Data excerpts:

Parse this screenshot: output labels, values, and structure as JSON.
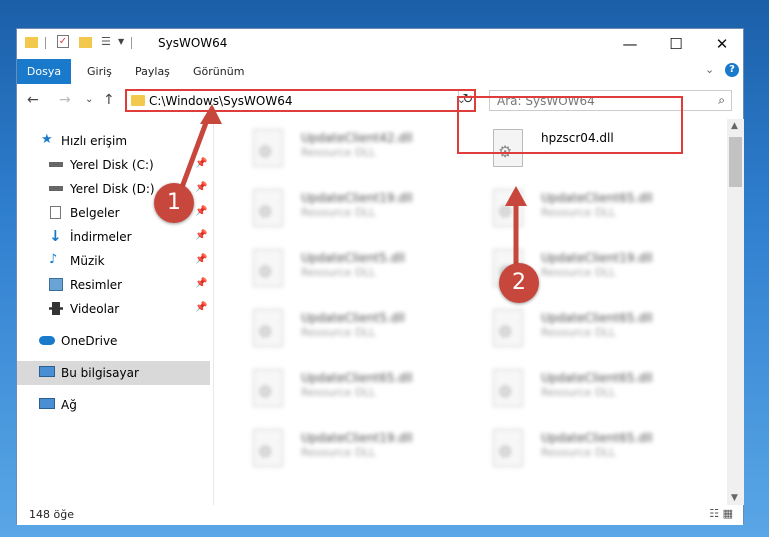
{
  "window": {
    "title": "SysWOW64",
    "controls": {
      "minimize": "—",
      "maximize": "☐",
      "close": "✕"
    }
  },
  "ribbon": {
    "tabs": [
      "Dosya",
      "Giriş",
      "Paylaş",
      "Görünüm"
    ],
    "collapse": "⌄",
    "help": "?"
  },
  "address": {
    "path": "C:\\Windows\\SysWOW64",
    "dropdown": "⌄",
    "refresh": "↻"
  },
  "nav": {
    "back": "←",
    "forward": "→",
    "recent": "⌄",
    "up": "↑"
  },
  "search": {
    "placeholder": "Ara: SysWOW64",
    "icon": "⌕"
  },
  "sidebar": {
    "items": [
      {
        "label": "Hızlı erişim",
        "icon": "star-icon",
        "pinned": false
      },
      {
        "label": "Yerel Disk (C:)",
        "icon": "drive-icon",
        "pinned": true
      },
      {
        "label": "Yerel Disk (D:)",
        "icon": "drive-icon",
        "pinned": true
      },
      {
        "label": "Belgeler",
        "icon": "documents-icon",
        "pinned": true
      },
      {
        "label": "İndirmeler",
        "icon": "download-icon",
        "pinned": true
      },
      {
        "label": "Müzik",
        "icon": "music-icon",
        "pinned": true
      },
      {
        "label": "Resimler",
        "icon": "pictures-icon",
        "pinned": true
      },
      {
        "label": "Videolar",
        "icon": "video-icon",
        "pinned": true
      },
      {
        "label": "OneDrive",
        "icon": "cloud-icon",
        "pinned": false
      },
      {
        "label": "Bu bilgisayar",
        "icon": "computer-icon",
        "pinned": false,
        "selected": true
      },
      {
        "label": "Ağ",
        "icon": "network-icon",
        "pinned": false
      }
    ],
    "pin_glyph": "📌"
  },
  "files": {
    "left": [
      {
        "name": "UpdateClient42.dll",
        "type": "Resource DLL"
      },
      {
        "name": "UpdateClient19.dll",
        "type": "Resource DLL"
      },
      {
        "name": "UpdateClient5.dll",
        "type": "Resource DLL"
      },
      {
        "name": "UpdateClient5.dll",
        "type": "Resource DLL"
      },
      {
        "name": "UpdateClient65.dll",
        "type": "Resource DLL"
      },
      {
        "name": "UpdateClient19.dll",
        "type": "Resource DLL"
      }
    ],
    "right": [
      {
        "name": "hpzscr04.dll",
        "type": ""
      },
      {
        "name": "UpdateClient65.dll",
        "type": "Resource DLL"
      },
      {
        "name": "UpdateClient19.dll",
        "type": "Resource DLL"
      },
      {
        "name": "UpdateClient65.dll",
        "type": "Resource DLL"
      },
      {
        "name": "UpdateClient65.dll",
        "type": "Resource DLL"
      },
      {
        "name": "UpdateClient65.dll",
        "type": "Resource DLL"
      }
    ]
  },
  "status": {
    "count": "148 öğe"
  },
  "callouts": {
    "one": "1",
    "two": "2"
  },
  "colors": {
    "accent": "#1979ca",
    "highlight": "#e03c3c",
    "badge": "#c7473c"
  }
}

==

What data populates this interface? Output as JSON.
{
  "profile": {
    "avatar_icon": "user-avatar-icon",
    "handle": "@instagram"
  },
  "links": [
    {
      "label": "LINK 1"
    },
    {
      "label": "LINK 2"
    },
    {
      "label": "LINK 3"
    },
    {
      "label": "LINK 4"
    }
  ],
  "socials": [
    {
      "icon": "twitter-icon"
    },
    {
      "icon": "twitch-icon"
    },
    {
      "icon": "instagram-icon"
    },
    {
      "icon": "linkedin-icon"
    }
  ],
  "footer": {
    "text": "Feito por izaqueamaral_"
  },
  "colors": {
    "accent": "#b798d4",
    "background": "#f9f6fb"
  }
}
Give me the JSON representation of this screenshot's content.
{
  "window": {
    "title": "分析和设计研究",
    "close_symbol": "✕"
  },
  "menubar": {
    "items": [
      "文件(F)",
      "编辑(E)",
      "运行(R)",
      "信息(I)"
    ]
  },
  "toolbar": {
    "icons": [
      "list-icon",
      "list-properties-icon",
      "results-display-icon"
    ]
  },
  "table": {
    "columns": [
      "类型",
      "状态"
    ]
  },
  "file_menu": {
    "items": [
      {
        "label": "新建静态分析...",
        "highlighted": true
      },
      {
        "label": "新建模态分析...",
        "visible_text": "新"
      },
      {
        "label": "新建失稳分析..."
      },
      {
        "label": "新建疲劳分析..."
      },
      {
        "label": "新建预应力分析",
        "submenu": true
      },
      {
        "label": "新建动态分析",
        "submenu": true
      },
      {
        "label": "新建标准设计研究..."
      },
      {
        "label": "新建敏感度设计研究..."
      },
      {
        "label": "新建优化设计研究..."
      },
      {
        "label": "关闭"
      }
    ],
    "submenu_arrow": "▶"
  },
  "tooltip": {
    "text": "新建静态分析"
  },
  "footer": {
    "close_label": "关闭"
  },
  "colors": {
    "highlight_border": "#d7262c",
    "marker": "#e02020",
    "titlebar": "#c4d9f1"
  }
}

• Task objective: Give every line of the material that includes the string "JSON".

• Complete answer:
Parse this screenshot: output labels, values, and structure as JSON.
What data populates this interface? Output as JSON.
Give me the JSON representation of this screenshot's content.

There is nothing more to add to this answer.